■ WHAT NEEDS TO BE DONE
Lines containing the word "Погодинымъ" should be extracted in full.

+--

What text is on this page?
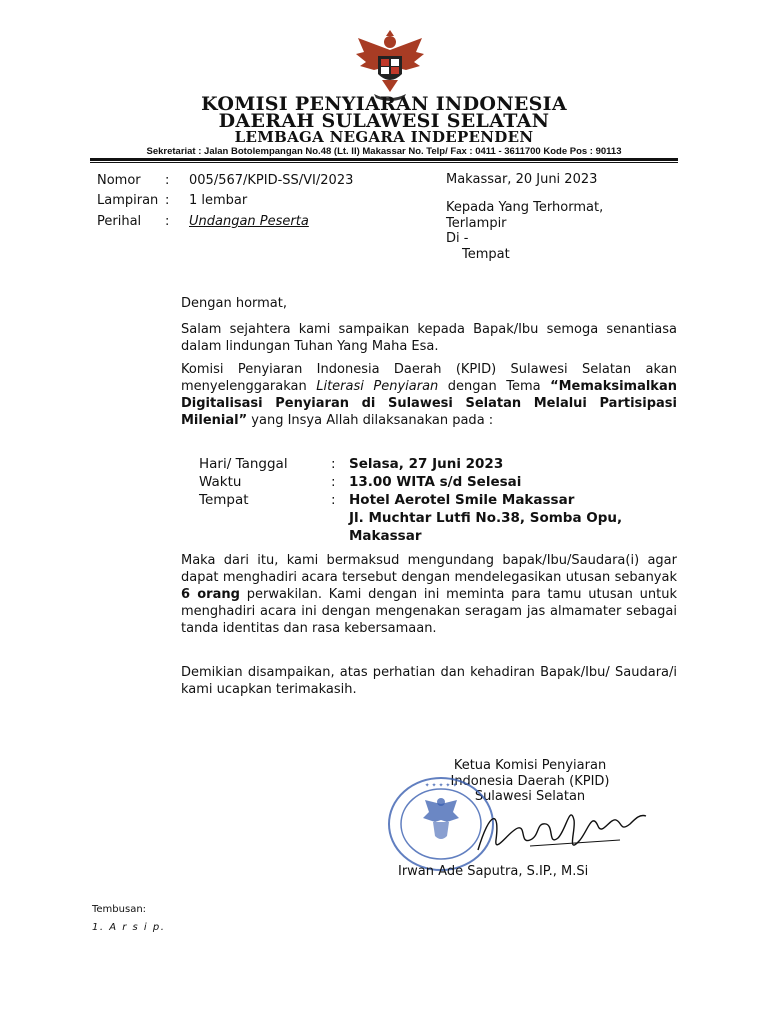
KOMISI PENYIARAN INDONESIA
DAERAH SULAWESI SELATAN
LEMBAGA NEGARA INDEPENDEN
Sekretariat : Jalan Botolempangan No.48 (Lt. II) Makassar No. Telp/ Fax : 0411 - 3611700 Kode Pos : 90113
Nomor : 005/567/KPID-SS/VI/2023
Lampiran : 1 lembar
Perihal : Undangan Peserta
Makassar, 20 Juni 2023
Kepada Yang Terhormat,
Terlampir
Di -
Tempat
Dengan hormat,
Salam sejahtera kami sampaikan kepada Bapak/Ibu semoga senantiasa dalam lindungan Tuhan Yang Maha Esa.
Komisi Penyiaran Indonesia Daerah (KPID) Sulawesi Selatan akan menyelenggarakan Literasi Penyiaran dengan Tema “Memaksimalkan Digitalisasi Penyiaran di Sulawesi Selatan Melalui Partisipasi Milenial” yang Insya Allah dilaksanakan pada :
Hari/ Tanggal	: Selasa, 27 Juni 2023
Waktu	: 13.00 WITA s/d Selesai
Tempat	: Hotel Aerotel Smile Makassar
Jl. Muchtar Lutfi No.38, Somba Opu,
Makassar
Maka dari itu, kami bermaksud mengundang bapak/Ibu/Saudara(i) agar dapat menghadiri acara tersebut dengan mendelegasikan utusan sebanyak 6 orang perwakilan. Kami dengan ini meminta para tamu utusan untuk menghadiri acara ini dengan mengenakan seragam jas almamater sebagai tanda identitas dan rasa kebersamaan.
Demikian disampaikan, atas perhatian dan kehadiran Bapak/Ibu/ Saudara/i kami ucapkan terimakasih.
Ketua Komisi Penyiaran
Indonesia Daerah (KPID)
Sulawesi Selatan
✦ ✦ ✦ ✦ ✦
Irwan Ade Saputra, S.IP., M.Si
Tembusan:
1. A r s i p.
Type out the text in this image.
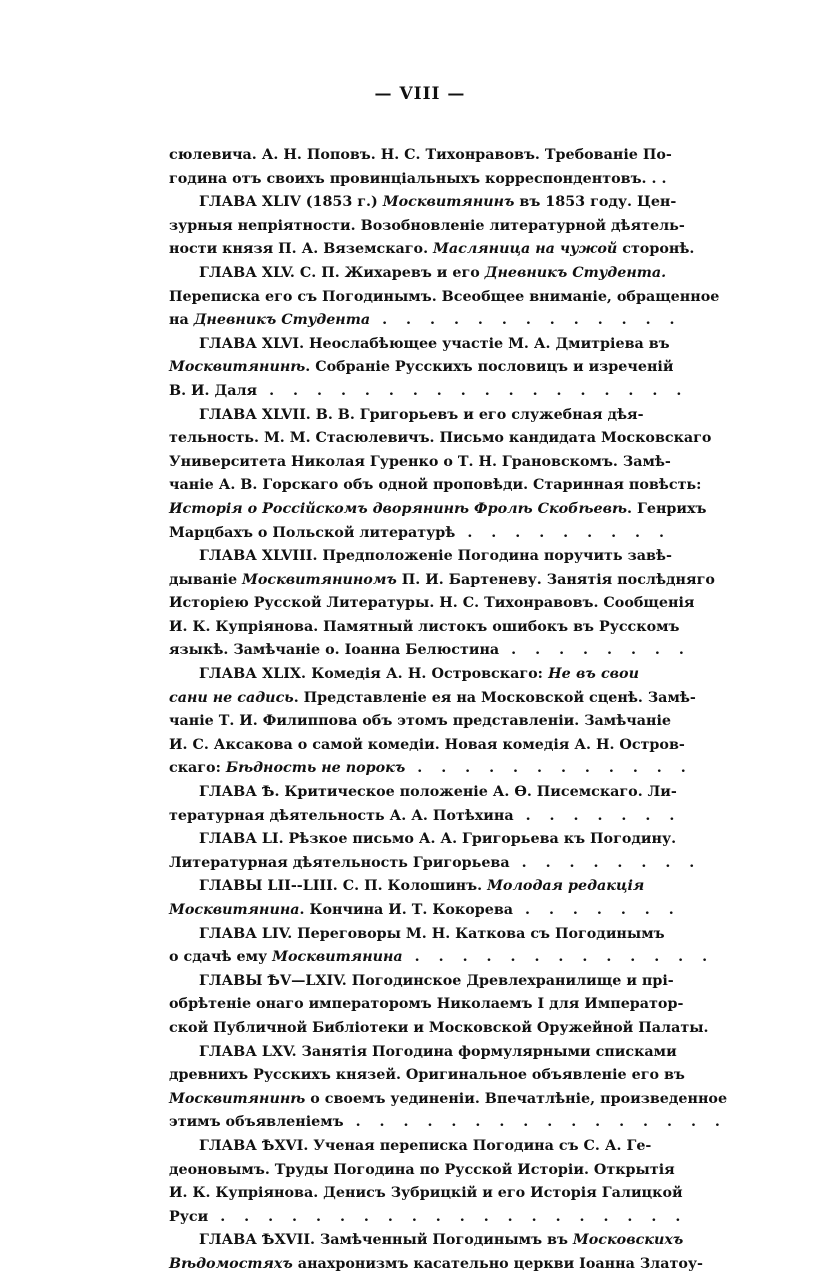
— VIII —
сюлевича. А. Н. Поповъ. Н. С. Тихонравовъ. Требованіе По-
година отъ своихъ провинціальныхъ корреспондентовъ. . .
ГЛАВА XLIV (1853 г.) Москвитянинъ въ 1853 году. Цен-
зурныя непріятности. Возобновленіе литературной дѣятель-
ности князя П. А. Вяземскаго. Масляница на чужой сторонѣ.
ГЛАВА XLV. С. П. Жихаревъ и его Дневникъ Студента.
Переписка его съ Погодинымъ. Всеобщее вниманіе, обращенное
на Дневникъ Студента . . . . . . . . . . . . .
ГЛАВА XLVI. Неослабѣющее участіе М. А. Дмитріева въ
Москвитянинѣ. Собраніе Русскихъ пословицъ и изреченій
В. И. Даля . . . . . . . . . . . . . . . . . .
ГЛАВА XLVII. В. В. Григорьевъ и его служебная дѣя-
тельность. М. М. Стасюлевичъ. Письмо кандидата Московскаго
Университета Николая Гуренко о Т. Н. Грановскомъ. Замѣ-
чаніе А. В. Горскаго объ одной проповѣди. Старинная повѣсть:
Исторія о Россійскомъ дворянинѣ Фролѣ Скобѣевѣ. Генрихъ
Марцбахъ о Польской литературѣ . . . . . . . . .
ГЛАВА XLVIII. Предположеніе Погодина поручить завѣ-
дываніе Москвитяниномъ П. И. Бартеневу. Занятія послѣдняго
Исторіею Русской Литературы. Н. С. Тихонравовъ. Сообщенія
И. К. Купріянова. Памятный листокъ ошибокъ въ Русскомъ
языкѣ. Замѣчаніе о. Іоанна Белюстина . . . . . . . .
ГЛАВА XLIX. Комедія А. Н. Островскаго: Не въ свои
сани не садись. Представленіе ея на Московской сценѣ. Замѣ-
чаніе Т. И. Филиппова объ этомъ представленіи. Замѣчаніе
И. С. Аксакова о самой комедіи. Новая комедія А. Н. Остров-
скаго: Бѣдность не порокъ . . . . . . . . . . . .
ГЛАВА Ѣ. Критическое положеніе А. Ѳ. Писемскаго. Ли-
тературная дѣятельность А. А. Потѣхина . . . . . . .
ГЛАВА LI. Рѣзкое письмо А. А. Григорьева къ Погодину.
Литературная дѣятельность Григорьева . . . . . . . .
ГЛАВЫ LII--LIII. С. П. Колошинъ. Молодая редакція
Москвитянина. Кончина И. Т. Кокорева . . . . . . .
ГЛАВА LIV. Переговоры М. Н. Каткова съ Погодинымъ
о сдачѣ ему Москвитянина . . . . . . . . . . . . .
ГЛАВЫ ѢV—LXIV. Погодинское Древлехранилище и прі-
обрѣтеніе онаго императоромъ Николаемъ I для Император-
ской Публичной Библіотеки и Московской Оружейной Палаты.
ГЛАВА LXV. Занятія Погодина формулярными списками
древнихъ Русскихъ князей. Оригинальное объявленіе его въ
Москвитянинѣ о своемъ уединеніи. Впечатлѣніе, произведенное
этимъ объявленіемъ . . . . . . . . . . . . . . . .
ГЛАВА ѢXVI. Ученая переписка Погодина съ С. А. Ге-
деоновымъ. Труды Погодина по Русской Исторіи. Открытія
И. К. Купріянова. Денисъ Зубрицкій и его Исторія Галицкой
Руси . . . . . . . . . . . . . . . . . . . .
ГЛАВА ѢXVII. Замѣченный Погодинымъ въ Московскихъ
Вѣдомостяхъ анахронизмъ касательно церкви Іоанна Златоу-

+--

■ THE SOLUTION
Переписка его съ Погодинымъ. Всеобщее вниманіе, обращенное
ГЛАВА LIV. Переговоры М. Н. Каткова съ Погодинымъ
ГЛАВА ѢXVII. Замѣченный Погодинымъ въ Московскихъ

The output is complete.